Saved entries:
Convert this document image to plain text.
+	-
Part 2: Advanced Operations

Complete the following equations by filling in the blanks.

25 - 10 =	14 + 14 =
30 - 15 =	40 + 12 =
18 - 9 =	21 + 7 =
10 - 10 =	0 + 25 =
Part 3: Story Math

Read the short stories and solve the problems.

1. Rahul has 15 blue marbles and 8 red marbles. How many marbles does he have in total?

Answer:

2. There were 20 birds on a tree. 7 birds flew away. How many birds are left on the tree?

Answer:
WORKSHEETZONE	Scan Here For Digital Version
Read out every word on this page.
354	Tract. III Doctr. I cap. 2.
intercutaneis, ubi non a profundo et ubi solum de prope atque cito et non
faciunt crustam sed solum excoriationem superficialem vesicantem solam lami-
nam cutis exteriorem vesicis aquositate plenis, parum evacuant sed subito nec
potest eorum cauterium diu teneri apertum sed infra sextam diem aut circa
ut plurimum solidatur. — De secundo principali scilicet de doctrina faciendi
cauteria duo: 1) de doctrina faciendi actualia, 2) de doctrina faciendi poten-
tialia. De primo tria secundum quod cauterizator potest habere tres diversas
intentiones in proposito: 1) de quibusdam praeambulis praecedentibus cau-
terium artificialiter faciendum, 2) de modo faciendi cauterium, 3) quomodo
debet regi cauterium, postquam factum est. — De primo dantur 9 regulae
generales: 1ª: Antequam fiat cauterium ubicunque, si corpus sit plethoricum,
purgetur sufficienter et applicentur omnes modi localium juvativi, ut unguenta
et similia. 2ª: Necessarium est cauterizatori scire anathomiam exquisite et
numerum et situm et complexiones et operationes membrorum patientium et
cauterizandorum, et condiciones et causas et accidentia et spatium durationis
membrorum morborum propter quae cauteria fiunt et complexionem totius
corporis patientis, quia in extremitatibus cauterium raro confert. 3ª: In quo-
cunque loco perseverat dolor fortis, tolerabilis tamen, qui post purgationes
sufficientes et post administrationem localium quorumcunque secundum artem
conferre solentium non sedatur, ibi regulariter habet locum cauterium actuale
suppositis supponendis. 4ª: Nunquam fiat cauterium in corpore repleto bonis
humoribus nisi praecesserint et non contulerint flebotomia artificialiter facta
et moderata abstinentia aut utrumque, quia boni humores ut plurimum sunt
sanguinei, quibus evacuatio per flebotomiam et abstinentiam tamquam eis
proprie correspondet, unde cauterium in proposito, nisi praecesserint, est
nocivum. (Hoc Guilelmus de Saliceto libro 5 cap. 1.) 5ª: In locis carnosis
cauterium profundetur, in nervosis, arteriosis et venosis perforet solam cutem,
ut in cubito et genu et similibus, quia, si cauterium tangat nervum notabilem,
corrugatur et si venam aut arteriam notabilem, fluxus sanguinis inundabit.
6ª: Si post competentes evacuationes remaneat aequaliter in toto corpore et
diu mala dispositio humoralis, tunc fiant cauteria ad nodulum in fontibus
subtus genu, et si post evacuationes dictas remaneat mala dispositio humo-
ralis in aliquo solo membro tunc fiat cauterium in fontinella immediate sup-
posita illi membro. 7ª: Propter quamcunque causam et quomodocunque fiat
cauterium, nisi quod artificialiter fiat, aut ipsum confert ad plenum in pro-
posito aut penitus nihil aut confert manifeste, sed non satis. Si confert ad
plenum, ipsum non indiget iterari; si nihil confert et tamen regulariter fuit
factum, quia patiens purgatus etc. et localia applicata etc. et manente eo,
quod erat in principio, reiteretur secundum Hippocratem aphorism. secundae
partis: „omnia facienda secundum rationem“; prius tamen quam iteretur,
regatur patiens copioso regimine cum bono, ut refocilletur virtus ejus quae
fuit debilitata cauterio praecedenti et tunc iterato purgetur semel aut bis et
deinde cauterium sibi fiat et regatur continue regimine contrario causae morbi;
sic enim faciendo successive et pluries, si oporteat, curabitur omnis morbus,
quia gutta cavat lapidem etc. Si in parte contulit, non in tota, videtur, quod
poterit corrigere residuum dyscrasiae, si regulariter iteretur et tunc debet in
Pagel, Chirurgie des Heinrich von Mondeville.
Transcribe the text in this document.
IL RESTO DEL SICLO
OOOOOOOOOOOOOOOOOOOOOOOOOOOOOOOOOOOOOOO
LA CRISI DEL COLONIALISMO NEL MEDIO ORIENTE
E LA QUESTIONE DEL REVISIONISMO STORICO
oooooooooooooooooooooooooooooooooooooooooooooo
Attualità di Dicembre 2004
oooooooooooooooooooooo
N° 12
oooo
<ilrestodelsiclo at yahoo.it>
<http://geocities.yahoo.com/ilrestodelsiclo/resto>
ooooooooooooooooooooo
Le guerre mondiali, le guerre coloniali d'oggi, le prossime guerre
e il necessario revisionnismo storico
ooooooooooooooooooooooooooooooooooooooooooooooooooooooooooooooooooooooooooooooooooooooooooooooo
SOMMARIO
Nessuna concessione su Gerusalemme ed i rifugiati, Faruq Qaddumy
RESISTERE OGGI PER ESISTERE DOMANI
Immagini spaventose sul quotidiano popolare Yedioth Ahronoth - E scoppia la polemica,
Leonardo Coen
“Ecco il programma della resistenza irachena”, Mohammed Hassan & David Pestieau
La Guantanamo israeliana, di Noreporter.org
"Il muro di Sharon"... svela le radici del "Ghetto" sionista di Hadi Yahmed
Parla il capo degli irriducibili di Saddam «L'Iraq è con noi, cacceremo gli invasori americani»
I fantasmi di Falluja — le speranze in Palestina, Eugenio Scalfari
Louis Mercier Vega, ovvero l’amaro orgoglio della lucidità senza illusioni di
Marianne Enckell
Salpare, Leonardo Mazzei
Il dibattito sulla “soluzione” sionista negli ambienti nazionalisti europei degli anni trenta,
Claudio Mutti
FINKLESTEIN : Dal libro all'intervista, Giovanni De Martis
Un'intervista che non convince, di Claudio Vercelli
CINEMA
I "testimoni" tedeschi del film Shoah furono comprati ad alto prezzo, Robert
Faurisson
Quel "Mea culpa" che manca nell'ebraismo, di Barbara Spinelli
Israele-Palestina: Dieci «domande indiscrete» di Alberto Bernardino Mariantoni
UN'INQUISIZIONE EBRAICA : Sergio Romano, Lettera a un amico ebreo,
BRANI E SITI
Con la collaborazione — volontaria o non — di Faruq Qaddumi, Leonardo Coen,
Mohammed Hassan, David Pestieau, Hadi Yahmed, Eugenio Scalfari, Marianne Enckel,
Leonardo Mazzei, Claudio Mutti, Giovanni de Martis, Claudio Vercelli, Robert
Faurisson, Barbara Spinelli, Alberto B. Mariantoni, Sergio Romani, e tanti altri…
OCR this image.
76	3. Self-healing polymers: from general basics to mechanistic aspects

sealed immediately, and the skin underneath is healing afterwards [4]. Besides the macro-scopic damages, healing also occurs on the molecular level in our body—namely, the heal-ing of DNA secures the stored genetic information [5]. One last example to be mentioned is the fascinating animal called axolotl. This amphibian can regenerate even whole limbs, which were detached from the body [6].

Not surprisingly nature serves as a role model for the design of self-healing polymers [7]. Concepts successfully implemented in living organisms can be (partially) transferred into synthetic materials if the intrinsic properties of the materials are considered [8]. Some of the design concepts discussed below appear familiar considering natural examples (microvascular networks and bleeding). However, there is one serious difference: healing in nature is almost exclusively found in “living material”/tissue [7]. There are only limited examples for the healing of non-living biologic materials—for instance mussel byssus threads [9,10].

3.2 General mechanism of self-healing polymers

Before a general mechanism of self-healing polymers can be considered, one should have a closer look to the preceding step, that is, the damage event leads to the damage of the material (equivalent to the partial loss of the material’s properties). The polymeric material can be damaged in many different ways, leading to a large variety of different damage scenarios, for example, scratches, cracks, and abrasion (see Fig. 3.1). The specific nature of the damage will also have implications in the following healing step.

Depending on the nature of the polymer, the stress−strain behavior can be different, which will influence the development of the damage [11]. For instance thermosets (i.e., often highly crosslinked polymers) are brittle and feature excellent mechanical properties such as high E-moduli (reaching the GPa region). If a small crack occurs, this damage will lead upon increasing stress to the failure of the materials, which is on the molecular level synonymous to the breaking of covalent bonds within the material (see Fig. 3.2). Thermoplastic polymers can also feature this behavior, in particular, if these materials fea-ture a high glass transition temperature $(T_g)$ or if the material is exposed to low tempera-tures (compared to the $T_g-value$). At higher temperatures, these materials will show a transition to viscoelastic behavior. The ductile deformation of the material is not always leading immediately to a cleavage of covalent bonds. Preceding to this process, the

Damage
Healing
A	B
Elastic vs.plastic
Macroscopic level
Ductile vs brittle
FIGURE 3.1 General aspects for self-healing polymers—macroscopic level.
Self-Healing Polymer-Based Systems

** What this task involves **
Out of the material above, select every line that holds the string "Claudio".

** Exercise response **
Claudio Mutti
Un'intervista che non convince, di Claudio Vercelli
Leonardo Mazzei, Claudio Mutti, Giovanni de Martis, Claudio Vercelli, Robert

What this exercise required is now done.